━━ RAW DATA
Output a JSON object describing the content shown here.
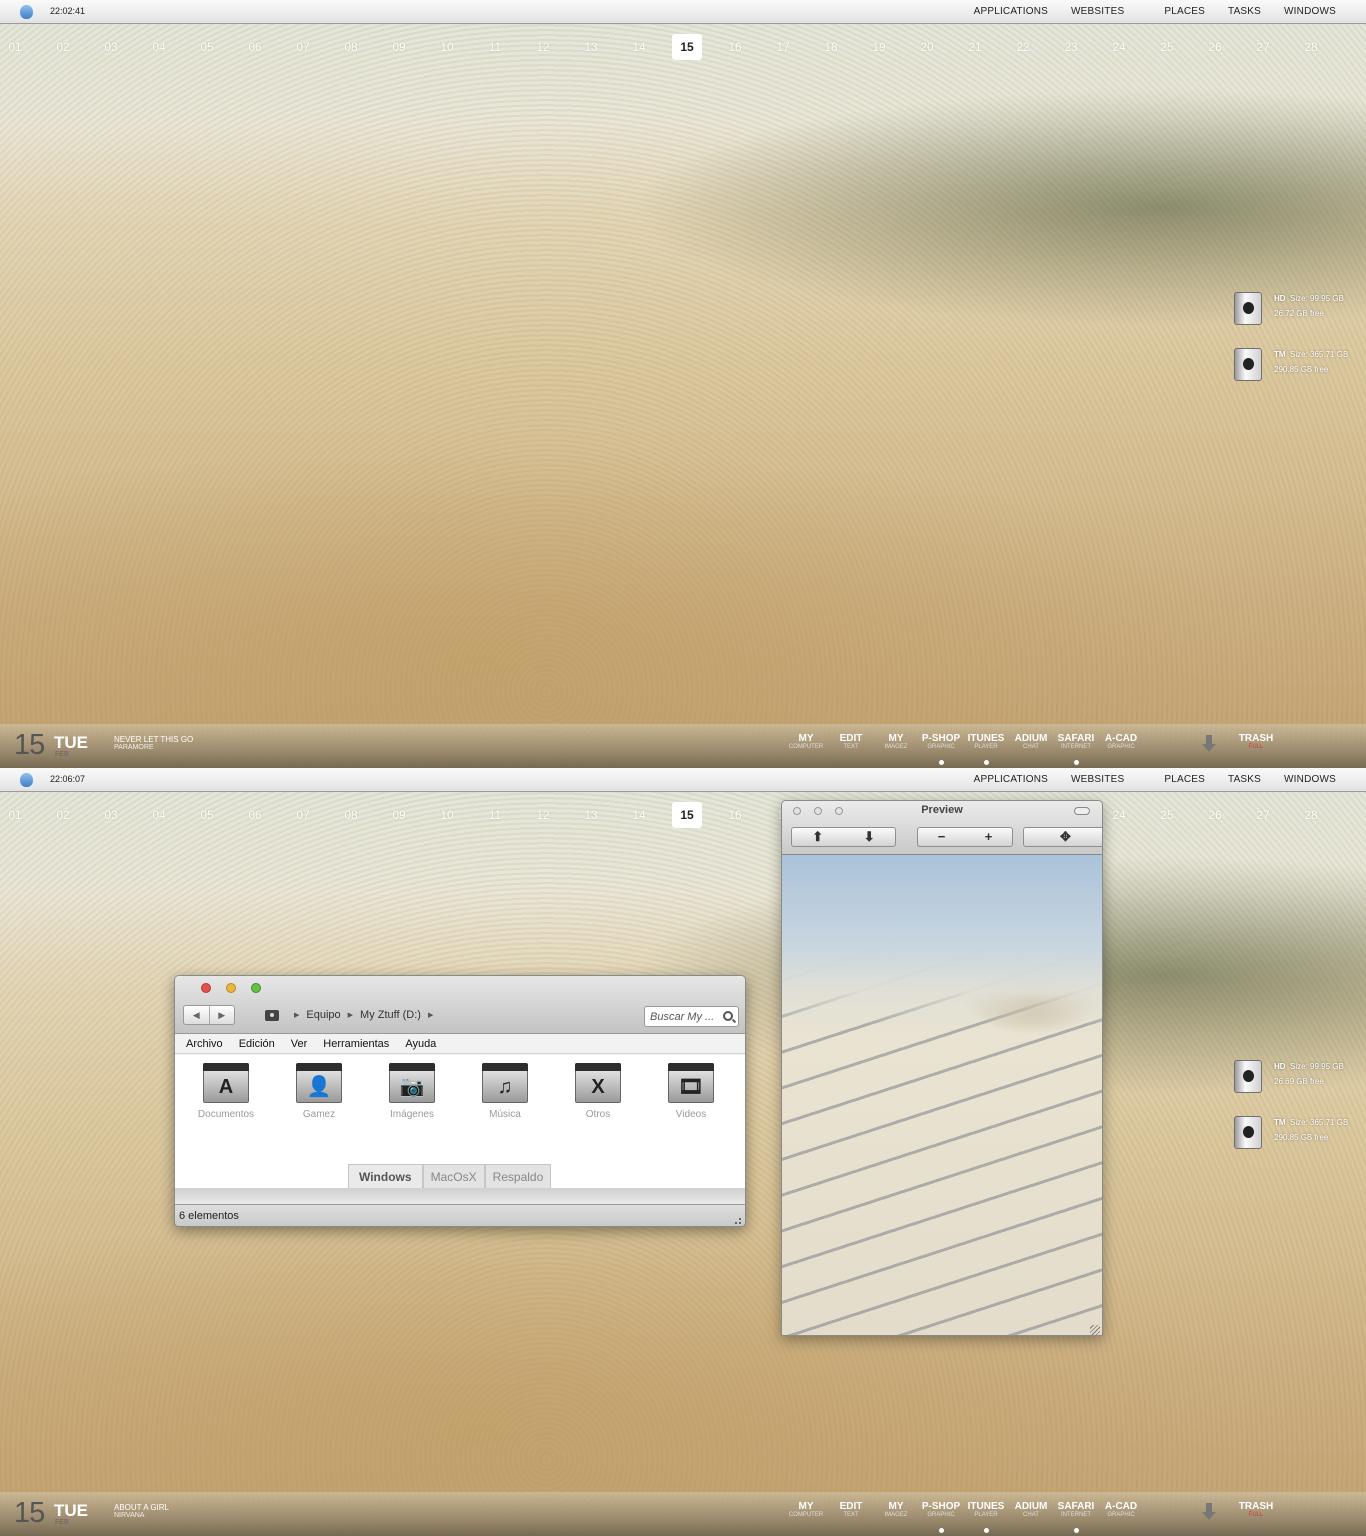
{
  "screens": [
    {
      "clock": "22:02:41",
      "drives": [
        {
          "name": "HD",
          "line1": "Size: 99.95 GB",
          "line2": "26.72 GB free"
        },
        {
          "name": "TM",
          "line1": "Size: 365.71 GB",
          "line2": "290.85 GB free"
        }
      ],
      "now_playing": {
        "song": "NEVER LET THIS GO",
        "artist": "PARAMORE"
      }
    },
    {
      "clock": "22:06:07",
      "drives": [
        {
          "name": "HD",
          "line1": "Size: 99.95 GB",
          "line2": "26.69 GB free"
        },
        {
          "name": "TM",
          "line1": "Size: 365.71 GB",
          "line2": "290.85 GB free"
        }
      ],
      "now_playing": {
        "song": "ABOUT A GIRL",
        "artist": "NIRVANA"
      }
    }
  ],
  "menu": [
    "APPLICATIONS",
    "WEBSITES",
    "PLACES",
    "TASKS",
    "WINDOWS"
  ],
  "days": [
    "01",
    "02",
    "03",
    "04",
    "05",
    "06",
    "07",
    "08",
    "09",
    "10",
    "11",
    "12",
    "13",
    "14",
    "15",
    "16",
    "17",
    "18",
    "19",
    "20",
    "21",
    "22",
    "23",
    "24",
    "25",
    "26",
    "27",
    "28"
  ],
  "today": "15",
  "date": {
    "day": "15",
    "weekday": "TUE",
    "month": "FEB"
  },
  "dock": [
    {
      "label": "MY",
      "sub": "COMPUTER",
      "running": false
    },
    {
      "label": "EDIT",
      "sub": "TEXT",
      "running": false
    },
    {
      "label": "MY",
      "sub": "IMAGEZ",
      "running": false
    },
    {
      "label": "P-SHOP",
      "sub": "GRAPHIC",
      "running": true
    },
    {
      "label": "ITUNES",
      "sub": "PLAYER",
      "running": true
    },
    {
      "label": "ADIUM",
      "sub": "CHAT",
      "running": false
    },
    {
      "label": "SAFARI",
      "sub": "INTERNET",
      "running": true
    },
    {
      "label": "A-CAD",
      "sub": "GRAPHIC",
      "running": false
    }
  ],
  "trash": {
    "label": "TRASH",
    "sub": "FULL"
  },
  "explorer": {
    "breadcrumb": [
      "Equipo",
      "My Ztuff (D:)"
    ],
    "search_placeholder": "Buscar My ...",
    "menu": [
      "Archivo",
      "Edición",
      "Ver",
      "Herramientas",
      "Ayuda"
    ],
    "folders": [
      {
        "label": "Documentos",
        "glyph": "A",
        "icon": "app-store-folder-icon"
      },
      {
        "label": "Gamez",
        "glyph": "👤",
        "icon": "user-folder-icon"
      },
      {
        "label": "Imágenes",
        "glyph": "📷",
        "icon": "camera-folder-icon"
      },
      {
        "label": "Música",
        "glyph": "♫",
        "icon": "music-folder-icon"
      },
      {
        "label": "Otros",
        "glyph": "X",
        "icon": "x-folder-icon"
      },
      {
        "label": "Videos",
        "glyph": "🎞",
        "icon": "film-folder-icon"
      }
    ],
    "tabs": [
      "Windows",
      "MacOsX",
      "Respaldo"
    ],
    "status": "6 elementos"
  },
  "preview": {
    "title": "Preview"
  }
}
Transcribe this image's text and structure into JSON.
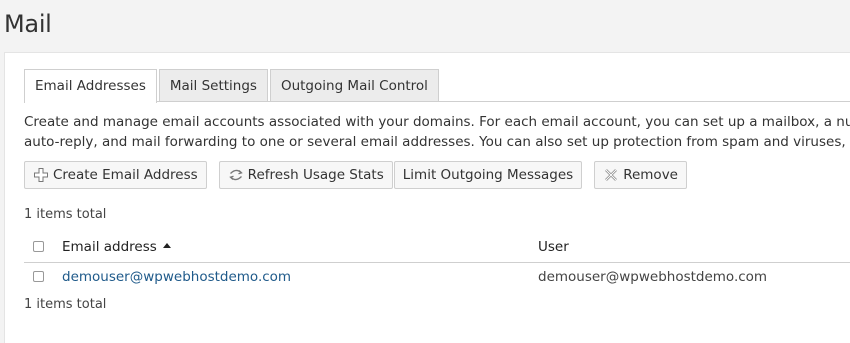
{
  "page": {
    "title": "Mail"
  },
  "tabs": [
    {
      "label": "Email Addresses",
      "active": true
    },
    {
      "label": "Mail Settings",
      "active": false
    },
    {
      "label": "Outgoing Mail Control",
      "active": false
    }
  ],
  "description": {
    "line1": "Create and manage email accounts associated with your domains. For each email account, you can set up a mailbox, a number of additio",
    "line2": "auto-reply, and mail forwarding to one or several email addresses. You can also set up protection from spam and viruses, if these service"
  },
  "toolbar": {
    "create_label": "Create Email Address",
    "refresh_label": "Refresh Usage Stats",
    "limit_label": "Limit Outgoing Messages",
    "remove_label": "Remove"
  },
  "list": {
    "count_text": "1 items total",
    "columns": {
      "email": "Email address",
      "user": "User"
    },
    "sort": "ascending",
    "rows": [
      {
        "email": "demouser@wpwebhostdemo.com",
        "user": "demouser@wpwebhostdemo.com"
      }
    ]
  },
  "colors": {
    "link": "#1f5a8a",
    "background": "#f3f3f3",
    "panel": "#ffffff"
  }
}
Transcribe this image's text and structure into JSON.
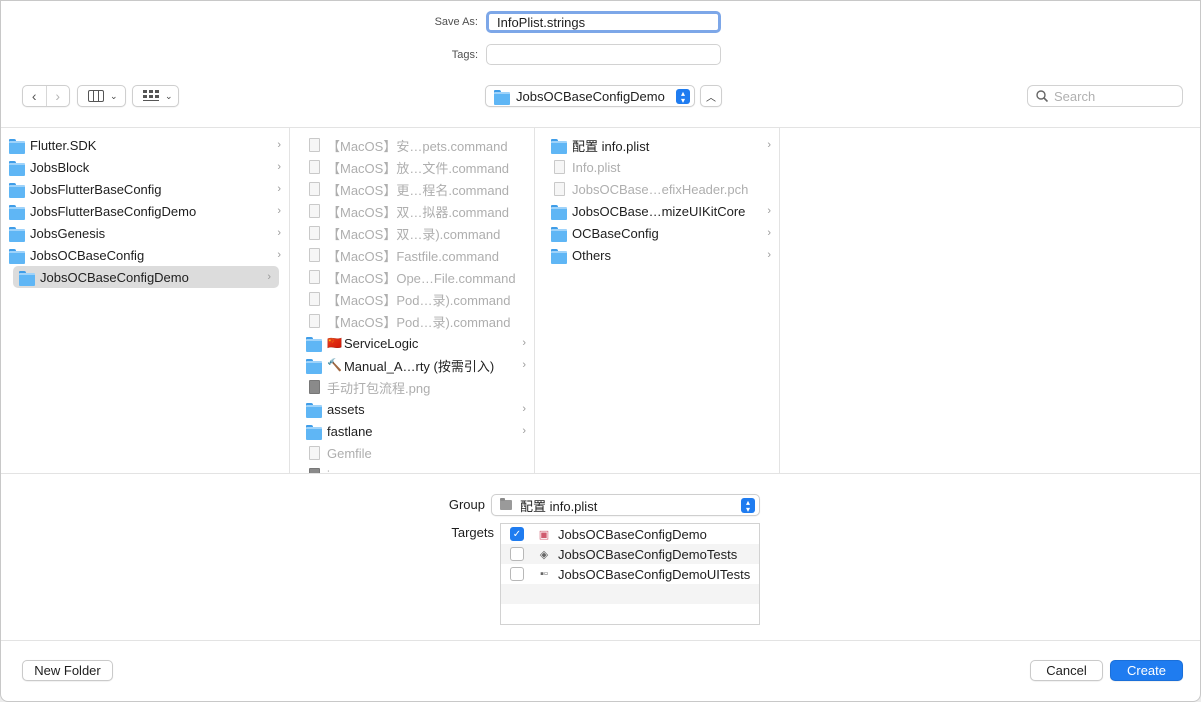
{
  "save_as": {
    "label": "Save As:",
    "value": "InfoPlist.strings"
  },
  "tags": {
    "label": "Tags:",
    "value": ""
  },
  "toolbar": {
    "current_folder": "JobsOCBaseConfigDemo",
    "search_placeholder": "Search"
  },
  "columns": [
    {
      "items": [
        {
          "name": "Flutter.SDK",
          "type": "folder",
          "has_children": true
        },
        {
          "name": "JobsBlock",
          "type": "folder",
          "has_children": true
        },
        {
          "name": "JobsFlutterBaseConfig",
          "type": "folder",
          "has_children": true
        },
        {
          "name": "JobsFlutterBaseConfigDemo",
          "type": "folder",
          "has_children": true
        },
        {
          "name": "JobsGenesis",
          "type": "folder",
          "has_children": true
        },
        {
          "name": "JobsOCBaseConfig",
          "type": "folder",
          "has_children": true
        },
        {
          "name": "JobsOCBaseConfigDemo",
          "type": "folder",
          "has_children": true,
          "selected": true
        }
      ]
    },
    {
      "items": [
        {
          "name": "【MacOS】安…pets.command",
          "type": "file",
          "dim": true
        },
        {
          "name": "【MacOS】放…文件.command",
          "type": "file",
          "dim": true
        },
        {
          "name": "【MacOS】更…程名.command",
          "type": "file",
          "dim": true
        },
        {
          "name": "【MacOS】双…拟器.command",
          "type": "file",
          "dim": true
        },
        {
          "name": "【MacOS】双…录).command",
          "type": "file",
          "dim": true
        },
        {
          "name": "【MacOS】Fastfile.command",
          "type": "file",
          "dim": true
        },
        {
          "name": "【MacOS】Ope…File.command",
          "type": "file",
          "dim": true
        },
        {
          "name": "【MacOS】Pod…录).command",
          "type": "file",
          "dim": true
        },
        {
          "name": "【MacOS】Pod…录).command",
          "type": "file",
          "dim": true
        },
        {
          "name": "ServiceLogic",
          "type": "folder",
          "has_children": true,
          "emoji": "🇨🇳"
        },
        {
          "name": "Manual_A…rty (按需引入)",
          "type": "folder",
          "has_children": true,
          "emoji": "🔨"
        },
        {
          "name": "手动打包流程.png",
          "type": "image",
          "dim": true
        },
        {
          "name": "assets",
          "type": "folder",
          "has_children": true
        },
        {
          "name": "fastlane",
          "type": "folder",
          "has_children": true
        },
        {
          "name": "Gemfile",
          "type": "file",
          "dim": true
        },
        {
          "name": "icon.png",
          "type": "image",
          "dim": true
        }
      ]
    },
    {
      "items": [
        {
          "name": "配置 info.plist",
          "type": "folder",
          "has_children": true
        },
        {
          "name": "Info.plist",
          "type": "file",
          "dim": true
        },
        {
          "name": "JobsOCBase…efixHeader.pch",
          "type": "file",
          "dim": true
        },
        {
          "name": "JobsOCBase…mizeUIKitCore",
          "type": "folder",
          "has_children": true
        },
        {
          "name": "OCBaseConfig",
          "type": "folder",
          "has_children": true
        },
        {
          "name": "Others",
          "type": "folder",
          "has_children": true
        }
      ]
    }
  ],
  "options": {
    "group_label": "Group",
    "group_value": "配置 info.plist",
    "targets_label": "Targets",
    "targets": [
      {
        "name": "JobsOCBaseConfigDemo",
        "checked": true,
        "icon": "app-icon"
      },
      {
        "name": "JobsOCBaseConfigDemoTests",
        "checked": false,
        "icon": "test-bundle-icon"
      },
      {
        "name": "JobsOCBaseConfigDemoUITests",
        "checked": false,
        "icon": "ui-test-bundle-icon"
      }
    ]
  },
  "buttons": {
    "new_folder": "New Folder",
    "cancel": "Cancel",
    "create": "Create"
  },
  "colors": {
    "accent": "#1f7cf0",
    "folder": "#5fb6f5"
  }
}
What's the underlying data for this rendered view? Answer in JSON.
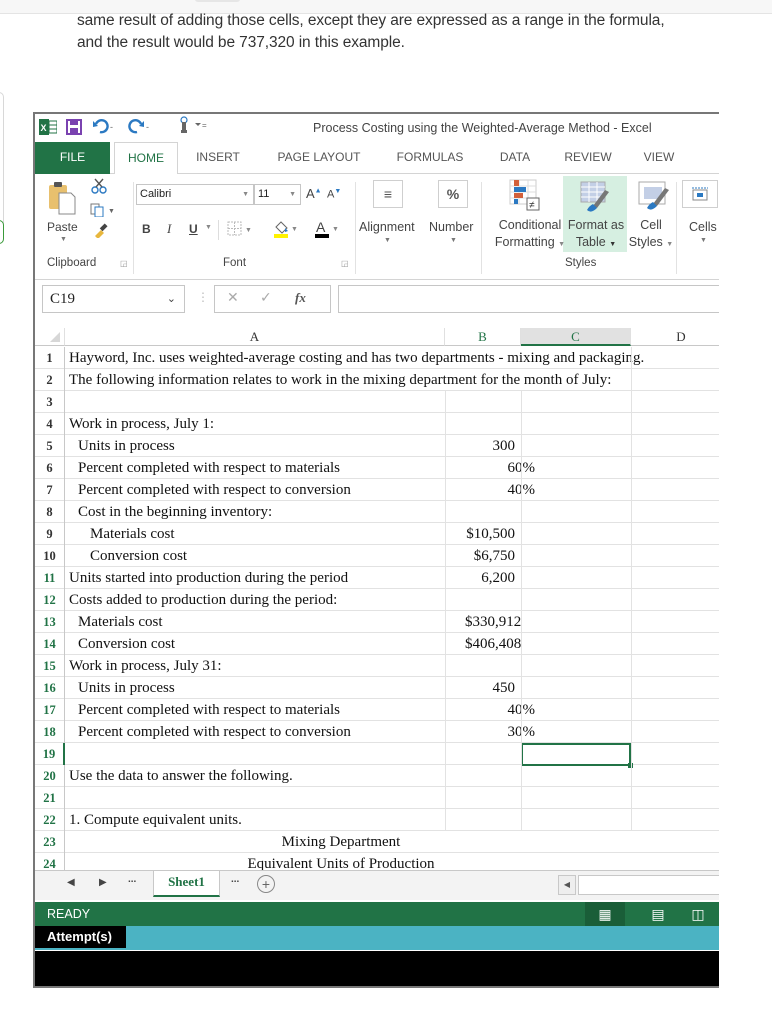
{
  "intro_text": {
    "line1": "same result of adding those cells, except they are expressed as a range in the formula,",
    "line2": "and the result would be 737,320 in this example."
  },
  "excel": {
    "window_title": "Process Costing using the Weighted-Average Method - Excel",
    "quick_access": [
      "excel-logo-icon",
      "save-icon",
      "undo-icon",
      "redo-icon",
      "touch-mode-icon",
      "customize-qat-icon"
    ],
    "tabs": [
      {
        "label": "FILE",
        "state": "file"
      },
      {
        "label": "HOME",
        "state": "active"
      },
      {
        "label": "INSERT"
      },
      {
        "label": "PAGE LAYOUT"
      },
      {
        "label": "FORMULAS"
      },
      {
        "label": "DATA"
      },
      {
        "label": "REVIEW"
      },
      {
        "label": "VIEW"
      }
    ],
    "ribbon": {
      "clipboard": {
        "group_label": "Clipboard",
        "paste_label": "Paste"
      },
      "font": {
        "group_label": "Font",
        "font_name": "Calibri",
        "font_size": "11",
        "bold": "B",
        "italic": "I",
        "underline": "U"
      },
      "alignment": {
        "label": "Alignment"
      },
      "number": {
        "label": "Number",
        "icon_text": "%"
      },
      "styles": {
        "group_label": "Styles",
        "conditional_formatting": [
          "Conditional",
          "Formatting"
        ],
        "format_as_table": [
          "Format as",
          "Table"
        ],
        "cell_styles": [
          "Cell",
          "Styles"
        ]
      },
      "cells": {
        "label": "Cells"
      }
    },
    "formula_bar": {
      "name_box": "C19",
      "cancel_symbol": "✕",
      "enter_symbol": "✓",
      "fx_symbol": "fx",
      "formula_value": ""
    },
    "columns": [
      "A",
      "B",
      "C",
      "D"
    ],
    "selected_column": "C",
    "selected_cell": "C19",
    "rows": [
      {
        "n": "1",
        "a": "Hayword, Inc. uses weighted-average costing and has two departments - mixing and packaging.",
        "indent": 0,
        "b": ""
      },
      {
        "n": "2",
        "a": "The following information relates to work in the mixing department for the month of July:",
        "indent": 0,
        "b": ""
      },
      {
        "n": "3",
        "a": "",
        "indent": 0,
        "b": ""
      },
      {
        "n": "4",
        "a": "Work in process, July 1:",
        "indent": 0,
        "b": ""
      },
      {
        "n": "5",
        "a": "Units in process",
        "indent": 1,
        "b": "300"
      },
      {
        "n": "6",
        "a": "Percent completed with respect to materials",
        "indent": 1,
        "b": "60%"
      },
      {
        "n": "7",
        "a": "Percent completed with respect to conversion",
        "indent": 1,
        "b": "40%"
      },
      {
        "n": "8",
        "a": "Cost in the beginning inventory:",
        "indent": 1,
        "b": ""
      },
      {
        "n": "9",
        "a": "Materials cost",
        "indent": 2,
        "b": "$10,500"
      },
      {
        "n": "10",
        "a": "Conversion cost",
        "indent": 2,
        "b": "$6,750"
      },
      {
        "n": "11",
        "a": "Units started into production during the period",
        "indent": 0,
        "b": "6,200"
      },
      {
        "n": "12",
        "a": "Costs added to production during the period:",
        "indent": 0,
        "b": ""
      },
      {
        "n": "13",
        "a": "Materials cost",
        "indent": 1,
        "b": "$330,912"
      },
      {
        "n": "14",
        "a": "Conversion cost",
        "indent": 1,
        "b": "$406,408"
      },
      {
        "n": "15",
        "a": "Work in process, July 31:",
        "indent": 0,
        "b": ""
      },
      {
        "n": "16",
        "a": "Units in process",
        "indent": 1,
        "b": "450"
      },
      {
        "n": "17",
        "a": "Percent completed with respect to materials",
        "indent": 1,
        "b": "40%"
      },
      {
        "n": "18",
        "a": "Percent completed with respect to conversion",
        "indent": 1,
        "b": "30%"
      },
      {
        "n": "19",
        "a": "",
        "indent": 0,
        "b": ""
      },
      {
        "n": "20",
        "a": "Use the data to answer the following.",
        "indent": 0,
        "b": ""
      },
      {
        "n": "21",
        "a": "",
        "indent": 0,
        "b": ""
      },
      {
        "n": "22",
        "a": "1. Compute equivalent units.",
        "indent": 0,
        "b": ""
      },
      {
        "n": "23",
        "center": "Mixing Department"
      },
      {
        "n": "24",
        "center": "Equivalent Units of Production"
      }
    ],
    "sheet_tabs": {
      "active": "Sheet1",
      "ellipsis": "...",
      "add_symbol": "+"
    },
    "status": {
      "text": "READY"
    },
    "attempts_label": "Attempt(s)"
  }
}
━━━━
EXERCISE PROMPT: State how many lines in the entries hold "center", please, with no other words.

OUTPUT FOR THIS TASK: 2